WORK TO COMPLETE -
Write out each entry, exactly the way it appears.

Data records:

--------------------------------

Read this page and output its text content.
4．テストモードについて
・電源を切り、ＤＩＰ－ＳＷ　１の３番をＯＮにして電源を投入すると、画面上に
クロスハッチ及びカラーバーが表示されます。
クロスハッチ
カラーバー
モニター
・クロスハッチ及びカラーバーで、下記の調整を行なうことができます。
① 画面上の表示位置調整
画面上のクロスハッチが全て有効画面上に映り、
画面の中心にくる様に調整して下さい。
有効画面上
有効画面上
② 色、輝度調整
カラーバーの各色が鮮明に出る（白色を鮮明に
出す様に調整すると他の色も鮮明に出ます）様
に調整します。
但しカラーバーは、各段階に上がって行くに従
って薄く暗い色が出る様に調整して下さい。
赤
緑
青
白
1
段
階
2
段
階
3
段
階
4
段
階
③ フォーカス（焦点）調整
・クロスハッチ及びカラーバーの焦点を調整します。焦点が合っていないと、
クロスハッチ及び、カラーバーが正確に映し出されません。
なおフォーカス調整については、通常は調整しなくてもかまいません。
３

--------------------------------

RESULT OF THIS TASK -
Read this page and output its text content.
4．テストモードについて
・電源を切り、ＤＩＰ－ＳＷ　１の３番をＯＮにして電源を投入すると、画面上に
クロスハッチ及びカラーバーが表示されます。
クロスハッチ
カラーバー
モニター
・クロスハッチ及びカラーバーで、下記の調整を行なうことができます。
① 画面上の表示位置調整
画面上のクロスハッチが全て有効画面上に映り、
画面の中心にくる様に調整して下さい。
有効画面上
有効画面上
② 色、輝度調整
カラーバーの各色が鮮明に出る（白色を鮮明に
出す様に調整すると他の色も鮮明に出ます）様
に調整します。
但しカラーバーは、各段階に上がって行くに従
って薄く暗い色が出る様に調整して下さい。
赤
緑
青
白
1
段
階
2
段
階
3
段
階
4
段
階
③ フォーカス（焦点）調整
・クロスハッチ及びカラーバーの焦点を調整します。焦点が合っていないと、
クロスハッチ及び、カラーバーが正確に映し出されません。
なおフォーカス調整については、通常は調整しなくてもかまいません。
３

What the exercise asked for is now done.